- Written request -
Give the number of lines that include the string "color", nothing more.

[Saved data entries]
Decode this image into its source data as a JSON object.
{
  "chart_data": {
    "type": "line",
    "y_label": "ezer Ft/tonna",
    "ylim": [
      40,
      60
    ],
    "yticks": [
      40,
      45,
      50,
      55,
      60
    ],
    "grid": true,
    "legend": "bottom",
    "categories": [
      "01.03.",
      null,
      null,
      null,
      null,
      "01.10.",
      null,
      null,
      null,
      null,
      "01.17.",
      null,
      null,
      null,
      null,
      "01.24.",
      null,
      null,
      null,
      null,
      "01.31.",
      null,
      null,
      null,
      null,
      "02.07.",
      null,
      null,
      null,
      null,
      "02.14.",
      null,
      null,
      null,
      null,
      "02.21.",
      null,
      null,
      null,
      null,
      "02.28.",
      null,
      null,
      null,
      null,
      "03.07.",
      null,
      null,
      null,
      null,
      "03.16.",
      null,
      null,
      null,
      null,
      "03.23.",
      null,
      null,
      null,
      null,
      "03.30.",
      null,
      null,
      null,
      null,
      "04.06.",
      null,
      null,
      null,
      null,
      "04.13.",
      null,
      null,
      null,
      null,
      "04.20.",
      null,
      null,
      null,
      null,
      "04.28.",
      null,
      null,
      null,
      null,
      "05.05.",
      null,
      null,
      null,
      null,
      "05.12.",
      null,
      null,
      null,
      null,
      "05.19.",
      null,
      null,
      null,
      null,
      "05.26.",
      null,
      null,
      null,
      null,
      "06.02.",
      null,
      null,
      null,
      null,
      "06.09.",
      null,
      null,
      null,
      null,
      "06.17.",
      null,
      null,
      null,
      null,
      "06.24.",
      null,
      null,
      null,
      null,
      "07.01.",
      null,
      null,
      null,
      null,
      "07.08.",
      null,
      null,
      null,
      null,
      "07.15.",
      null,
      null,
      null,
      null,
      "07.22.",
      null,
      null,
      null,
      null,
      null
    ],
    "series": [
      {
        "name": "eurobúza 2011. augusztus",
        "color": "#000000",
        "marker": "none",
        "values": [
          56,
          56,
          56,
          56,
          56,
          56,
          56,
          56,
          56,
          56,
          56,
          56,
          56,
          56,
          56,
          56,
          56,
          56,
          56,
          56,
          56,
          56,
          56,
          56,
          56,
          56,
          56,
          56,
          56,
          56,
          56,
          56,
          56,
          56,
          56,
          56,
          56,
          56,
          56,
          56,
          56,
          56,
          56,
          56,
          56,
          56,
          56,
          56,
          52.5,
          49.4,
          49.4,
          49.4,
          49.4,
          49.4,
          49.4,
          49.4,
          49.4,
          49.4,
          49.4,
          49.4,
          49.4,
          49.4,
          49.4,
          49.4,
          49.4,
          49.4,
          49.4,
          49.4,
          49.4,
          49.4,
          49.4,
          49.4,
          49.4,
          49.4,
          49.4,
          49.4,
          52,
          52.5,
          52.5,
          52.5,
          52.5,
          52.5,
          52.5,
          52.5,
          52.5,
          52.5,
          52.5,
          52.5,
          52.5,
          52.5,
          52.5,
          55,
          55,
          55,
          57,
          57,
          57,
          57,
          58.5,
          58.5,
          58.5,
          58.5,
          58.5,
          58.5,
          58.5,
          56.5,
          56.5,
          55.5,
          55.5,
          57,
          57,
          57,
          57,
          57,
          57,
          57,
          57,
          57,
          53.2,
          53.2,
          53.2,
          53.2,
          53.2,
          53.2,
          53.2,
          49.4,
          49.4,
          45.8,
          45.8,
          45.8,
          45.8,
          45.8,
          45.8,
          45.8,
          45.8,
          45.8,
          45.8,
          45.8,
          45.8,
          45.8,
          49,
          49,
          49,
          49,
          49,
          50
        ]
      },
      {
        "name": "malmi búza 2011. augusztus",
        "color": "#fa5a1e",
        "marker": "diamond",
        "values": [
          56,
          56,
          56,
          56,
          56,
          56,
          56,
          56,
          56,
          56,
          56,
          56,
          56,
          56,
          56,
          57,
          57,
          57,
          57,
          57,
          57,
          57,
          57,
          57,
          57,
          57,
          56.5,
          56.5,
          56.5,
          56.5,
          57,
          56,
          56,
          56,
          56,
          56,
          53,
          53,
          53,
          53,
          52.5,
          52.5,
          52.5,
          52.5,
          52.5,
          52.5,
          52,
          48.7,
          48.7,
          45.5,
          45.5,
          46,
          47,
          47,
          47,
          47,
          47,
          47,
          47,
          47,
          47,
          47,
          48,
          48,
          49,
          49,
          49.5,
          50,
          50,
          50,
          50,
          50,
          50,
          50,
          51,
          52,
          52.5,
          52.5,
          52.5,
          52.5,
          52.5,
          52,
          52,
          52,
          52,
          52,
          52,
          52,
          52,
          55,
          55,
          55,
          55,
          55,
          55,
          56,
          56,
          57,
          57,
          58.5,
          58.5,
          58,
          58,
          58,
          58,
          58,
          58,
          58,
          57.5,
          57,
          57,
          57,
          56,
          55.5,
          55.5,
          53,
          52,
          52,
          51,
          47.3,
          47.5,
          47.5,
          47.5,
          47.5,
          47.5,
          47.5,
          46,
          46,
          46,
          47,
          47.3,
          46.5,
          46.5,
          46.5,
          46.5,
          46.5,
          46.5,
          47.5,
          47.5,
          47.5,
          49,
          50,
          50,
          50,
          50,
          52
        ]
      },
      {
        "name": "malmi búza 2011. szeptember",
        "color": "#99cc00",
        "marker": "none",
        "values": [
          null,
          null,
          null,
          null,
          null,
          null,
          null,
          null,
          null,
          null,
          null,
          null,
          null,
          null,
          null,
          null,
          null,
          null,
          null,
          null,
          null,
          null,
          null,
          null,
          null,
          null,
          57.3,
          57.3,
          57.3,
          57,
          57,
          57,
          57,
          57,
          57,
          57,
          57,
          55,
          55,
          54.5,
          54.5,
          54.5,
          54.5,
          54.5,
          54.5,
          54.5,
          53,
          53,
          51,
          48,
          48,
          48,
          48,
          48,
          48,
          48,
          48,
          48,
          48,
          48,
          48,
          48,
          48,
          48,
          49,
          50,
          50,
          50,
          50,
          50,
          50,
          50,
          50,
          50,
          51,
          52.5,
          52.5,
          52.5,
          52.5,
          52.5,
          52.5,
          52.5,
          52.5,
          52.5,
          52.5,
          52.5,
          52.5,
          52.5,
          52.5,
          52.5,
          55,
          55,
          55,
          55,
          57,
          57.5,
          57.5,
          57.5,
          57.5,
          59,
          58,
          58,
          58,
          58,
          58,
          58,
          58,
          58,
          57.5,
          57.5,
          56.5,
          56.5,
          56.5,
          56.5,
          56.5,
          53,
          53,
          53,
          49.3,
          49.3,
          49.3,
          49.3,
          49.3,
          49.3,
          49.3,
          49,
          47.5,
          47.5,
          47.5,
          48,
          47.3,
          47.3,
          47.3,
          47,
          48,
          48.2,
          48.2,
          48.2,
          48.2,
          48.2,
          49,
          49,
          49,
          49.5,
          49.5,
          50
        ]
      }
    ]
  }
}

- Solution -
3